GOAL:
Every record here should be printed again exactly.

EXTRACTED ENTRIES:
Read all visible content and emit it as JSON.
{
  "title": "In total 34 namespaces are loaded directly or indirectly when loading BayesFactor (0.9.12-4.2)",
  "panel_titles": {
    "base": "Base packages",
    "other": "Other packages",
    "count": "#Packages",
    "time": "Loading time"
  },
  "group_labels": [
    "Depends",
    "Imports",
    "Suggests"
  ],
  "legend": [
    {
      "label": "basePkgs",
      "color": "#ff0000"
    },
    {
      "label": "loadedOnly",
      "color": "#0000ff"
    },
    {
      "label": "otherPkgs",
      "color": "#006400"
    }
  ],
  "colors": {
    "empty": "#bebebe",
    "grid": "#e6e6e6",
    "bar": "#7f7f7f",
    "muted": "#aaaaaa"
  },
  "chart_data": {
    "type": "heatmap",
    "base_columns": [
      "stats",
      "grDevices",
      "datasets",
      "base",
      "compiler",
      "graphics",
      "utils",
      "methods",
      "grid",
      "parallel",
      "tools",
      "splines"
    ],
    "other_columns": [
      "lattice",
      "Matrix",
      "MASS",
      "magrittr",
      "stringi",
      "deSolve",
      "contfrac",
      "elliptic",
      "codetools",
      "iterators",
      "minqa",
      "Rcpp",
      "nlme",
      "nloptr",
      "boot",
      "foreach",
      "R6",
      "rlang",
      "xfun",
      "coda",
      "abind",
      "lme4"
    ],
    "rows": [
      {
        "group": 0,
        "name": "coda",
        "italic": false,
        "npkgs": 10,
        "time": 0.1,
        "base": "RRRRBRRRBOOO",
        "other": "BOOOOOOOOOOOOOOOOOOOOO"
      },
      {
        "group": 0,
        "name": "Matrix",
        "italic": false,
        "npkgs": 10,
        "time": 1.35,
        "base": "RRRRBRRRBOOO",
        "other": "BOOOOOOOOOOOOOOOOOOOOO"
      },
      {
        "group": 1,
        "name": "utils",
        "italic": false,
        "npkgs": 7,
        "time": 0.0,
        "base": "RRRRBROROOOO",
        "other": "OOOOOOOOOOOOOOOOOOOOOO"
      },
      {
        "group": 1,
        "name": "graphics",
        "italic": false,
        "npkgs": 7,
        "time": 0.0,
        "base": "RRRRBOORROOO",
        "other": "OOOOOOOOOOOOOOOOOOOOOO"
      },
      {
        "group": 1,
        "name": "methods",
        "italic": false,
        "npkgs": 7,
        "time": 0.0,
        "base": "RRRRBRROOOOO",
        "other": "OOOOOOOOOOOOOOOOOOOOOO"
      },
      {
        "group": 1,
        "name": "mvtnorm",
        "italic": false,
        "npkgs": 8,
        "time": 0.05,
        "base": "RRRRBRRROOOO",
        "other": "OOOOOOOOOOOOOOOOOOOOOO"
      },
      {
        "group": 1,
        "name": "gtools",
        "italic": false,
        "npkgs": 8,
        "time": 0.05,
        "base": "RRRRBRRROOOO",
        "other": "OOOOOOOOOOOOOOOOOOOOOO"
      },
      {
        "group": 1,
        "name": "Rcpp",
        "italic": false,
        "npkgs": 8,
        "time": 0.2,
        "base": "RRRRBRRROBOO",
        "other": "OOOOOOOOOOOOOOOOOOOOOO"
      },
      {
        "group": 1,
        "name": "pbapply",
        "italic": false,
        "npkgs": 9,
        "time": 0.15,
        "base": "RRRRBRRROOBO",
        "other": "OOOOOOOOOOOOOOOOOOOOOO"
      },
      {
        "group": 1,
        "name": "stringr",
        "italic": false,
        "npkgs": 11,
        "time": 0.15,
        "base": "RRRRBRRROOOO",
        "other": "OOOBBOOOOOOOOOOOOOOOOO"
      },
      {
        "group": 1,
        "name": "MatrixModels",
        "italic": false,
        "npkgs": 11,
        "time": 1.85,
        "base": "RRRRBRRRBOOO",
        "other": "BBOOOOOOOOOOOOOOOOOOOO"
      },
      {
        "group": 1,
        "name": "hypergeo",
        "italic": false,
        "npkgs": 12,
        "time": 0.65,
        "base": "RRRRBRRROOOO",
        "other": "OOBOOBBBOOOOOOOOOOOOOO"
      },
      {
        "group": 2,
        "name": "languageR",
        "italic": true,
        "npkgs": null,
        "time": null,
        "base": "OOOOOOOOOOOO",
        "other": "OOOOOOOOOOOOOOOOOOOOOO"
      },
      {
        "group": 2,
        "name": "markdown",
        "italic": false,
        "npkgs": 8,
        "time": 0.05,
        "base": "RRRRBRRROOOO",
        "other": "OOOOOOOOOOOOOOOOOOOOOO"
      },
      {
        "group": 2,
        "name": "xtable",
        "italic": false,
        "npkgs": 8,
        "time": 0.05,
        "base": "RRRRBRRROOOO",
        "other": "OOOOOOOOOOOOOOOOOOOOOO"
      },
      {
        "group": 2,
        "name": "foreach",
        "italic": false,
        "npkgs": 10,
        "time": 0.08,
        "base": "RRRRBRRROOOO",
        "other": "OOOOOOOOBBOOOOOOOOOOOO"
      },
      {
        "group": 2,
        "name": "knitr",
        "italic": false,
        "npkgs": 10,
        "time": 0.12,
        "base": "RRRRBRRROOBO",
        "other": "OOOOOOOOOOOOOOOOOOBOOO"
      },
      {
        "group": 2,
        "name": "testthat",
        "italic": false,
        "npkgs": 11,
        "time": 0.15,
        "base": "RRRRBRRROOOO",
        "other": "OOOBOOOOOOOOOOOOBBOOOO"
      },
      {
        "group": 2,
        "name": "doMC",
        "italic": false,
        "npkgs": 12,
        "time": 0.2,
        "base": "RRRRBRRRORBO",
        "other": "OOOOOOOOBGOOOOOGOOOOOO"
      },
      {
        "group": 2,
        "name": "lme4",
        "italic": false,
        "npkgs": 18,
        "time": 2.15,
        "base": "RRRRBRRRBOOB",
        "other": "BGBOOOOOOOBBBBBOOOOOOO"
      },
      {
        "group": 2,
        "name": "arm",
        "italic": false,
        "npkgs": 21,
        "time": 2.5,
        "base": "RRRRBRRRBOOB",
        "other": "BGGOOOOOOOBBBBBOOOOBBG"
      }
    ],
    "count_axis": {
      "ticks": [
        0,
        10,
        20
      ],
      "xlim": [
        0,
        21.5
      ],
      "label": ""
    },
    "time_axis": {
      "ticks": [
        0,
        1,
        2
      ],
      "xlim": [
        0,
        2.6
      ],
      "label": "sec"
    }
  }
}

RESULT OF THE EXERCISE:
Read all visible content and emit it as JSON.
{
  "title": "In total 34 namespaces are loaded directly or indirectly when loading BayesFactor (0.9.12-4.2)",
  "panel_titles": {
    "base": "Base packages",
    "other": "Other packages",
    "count": "#Packages",
    "time": "Loading time"
  },
  "group_labels": [
    "Depends",
    "Imports",
    "Suggests"
  ],
  "legend": [
    {
      "label": "basePkgs",
      "color": "#ff0000"
    },
    {
      "label": "loadedOnly",
      "color": "#0000ff"
    },
    {
      "label": "otherPkgs",
      "color": "#006400"
    }
  ],
  "colors": {
    "empty": "#bebebe",
    "grid": "#e6e6e6",
    "bar": "#7f7f7f",
    "muted": "#aaaaaa"
  },
  "chart_data": {
    "type": "heatmap",
    "base_columns": [
      "stats",
      "grDevices",
      "datasets",
      "base",
      "compiler",
      "graphics",
      "utils",
      "methods",
      "grid",
      "parallel",
      "tools",
      "splines"
    ],
    "other_columns": [
      "lattice",
      "Matrix",
      "MASS",
      "magrittr",
      "stringi",
      "deSolve",
      "contfrac",
      "elliptic",
      "codetools",
      "iterators",
      "minqa",
      "Rcpp",
      "nlme",
      "nloptr",
      "boot",
      "foreach",
      "R6",
      "rlang",
      "xfun",
      "coda",
      "abind",
      "lme4"
    ],
    "rows": [
      {
        "group": 0,
        "name": "coda",
        "italic": false,
        "npkgs": 10,
        "time": 0.1,
        "base": "RRRRBRRRBOOO",
        "other": "BOOOOOOOOOOOOOOOOOOOOO"
      },
      {
        "group": 0,
        "name": "Matrix",
        "italic": false,
        "npkgs": 10,
        "time": 1.35,
        "base": "RRRRBRRRBOOO",
        "other": "BOOOOOOOOOOOOOOOOOOOOO"
      },
      {
        "group": 1,
        "name": "utils",
        "italic": false,
        "npkgs": 7,
        "time": 0.0,
        "base": "RRRRBROROOOO",
        "other": "OOOOOOOOOOOOOOOOOOOOOO"
      },
      {
        "group": 1,
        "name": "graphics",
        "italic": false,
        "npkgs": 7,
        "time": 0.0,
        "base": "RRRRBOORROOO",
        "other": "OOOOOOOOOOOOOOOOOOOOOO"
      },
      {
        "group": 1,
        "name": "methods",
        "italic": false,
        "npkgs": 7,
        "time": 0.0,
        "base": "RRRRBRROOOOO",
        "other": "OOOOOOOOOOOOOOOOOOOOOO"
      },
      {
        "group": 1,
        "name": "mvtnorm",
        "italic": false,
        "npkgs": 8,
        "time": 0.05,
        "base": "RRRRBRRROOOO",
        "other": "OOOOOOOOOOOOOOOOOOOOOO"
      },
      {
        "group": 1,
        "name": "gtools",
        "italic": false,
        "npkgs": 8,
        "time": 0.05,
        "base": "RRRRBRRROOOO",
        "other": "OOOOOOOOOOOOOOOOOOOOOO"
      },
      {
        "group": 1,
        "name": "Rcpp",
        "italic": false,
        "npkgs": 8,
        "time": 0.2,
        "base": "RRRRBRRROBOO",
        "other": "OOOOOOOOOOOOOOOOOOOOOO"
      },
      {
        "group": 1,
        "name": "pbapply",
        "italic": false,
        "npkgs": 9,
        "time": 0.15,
        "base": "RRRRBRRROOBO",
        "other": "OOOOOOOOOOOOOOOOOOOOOO"
      },
      {
        "group": 1,
        "name": "stringr",
        "italic": false,
        "npkgs": 11,
        "time": 0.15,
        "base": "RRRRBRRROOOO",
        "other": "OOOBBOOOOOOOOOOOOOOOOO"
      },
      {
        "group": 1,
        "name": "MatrixModels",
        "italic": false,
        "npkgs": 11,
        "time": 1.85,
        "base": "RRRRBRRRBOOO",
        "other": "BBOOOOOOOOOOOOOOOOOOOO"
      },
      {
        "group": 1,
        "name": "hypergeo",
        "italic": false,
        "npkgs": 12,
        "time": 0.65,
        "base": "RRRRBRRROOOO",
        "other": "OOBOOBBBOOOOOOOOOOOOOO"
      },
      {
        "group": 2,
        "name": "languageR",
        "italic": true,
        "npkgs": null,
        "time": null,
        "base": "OOOOOOOOOOOO",
        "other": "OOOOOOOOOOOOOOOOOOOOOO"
      },
      {
        "group": 2,
        "name": "markdown",
        "italic": false,
        "npkgs": 8,
        "time": 0.05,
        "base": "RRRRBRRROOOO",
        "other": "OOOOOOOOOOOOOOOOOOOOOO"
      },
      {
        "group": 2,
        "name": "xtable",
        "italic": false,
        "npkgs": 8,
        "time": 0.05,
        "base": "RRRRBRRROOOO",
        "other": "OOOOOOOOOOOOOOOOOOOOOO"
      },
      {
        "group": 2,
        "name": "foreach",
        "italic": false,
        "npkgs": 10,
        "time": 0.08,
        "base": "RRRRBRRROOOO",
        "other": "OOOOOOOOBBOOOOOOOOOOOO"
      },
      {
        "group": 2,
        "name": "knitr",
        "italic": false,
        "npkgs": 10,
        "time": 0.12,
        "base": "RRRRBRRROOBO",
        "other": "OOOOOOOOOOOOOOOOOOBOOO"
      },
      {
        "group": 2,
        "name": "testthat",
        "italic": false,
        "npkgs": 11,
        "time": 0.15,
        "base": "RRRRBRRROOOO",
        "other": "OOOBOOOOOOOOOOOOBBOOOO"
      },
      {
        "group": 2,
        "name": "doMC",
        "italic": false,
        "npkgs": 12,
        "time": 0.2,
        "base": "RRRRBRRRORBO",
        "other": "OOOOOOOOBGOOOOOGOOOOOO"
      },
      {
        "group": 2,
        "name": "lme4",
        "italic": false,
        "npkgs": 18,
        "time": 2.15,
        "base": "RRRRBRRRBOOB",
        "other": "BGBOOOOOOOBBBBBOOOOOOO"
      },
      {
        "group": 2,
        "name": "arm",
        "italic": false,
        "npkgs": 21,
        "time": 2.5,
        "base": "RRRRBRRRBOOB",
        "other": "BGGOOOOOOOBBBBBOOOOBBG"
      }
    ],
    "count_axis": {
      "ticks": [
        0,
        10,
        20
      ],
      "xlim": [
        0,
        21.5
      ],
      "label": ""
    },
    "time_axis": {
      "ticks": [
        0,
        1,
        2
      ],
      "xlim": [
        0,
        2.6
      ],
      "label": "sec"
    }
  }
}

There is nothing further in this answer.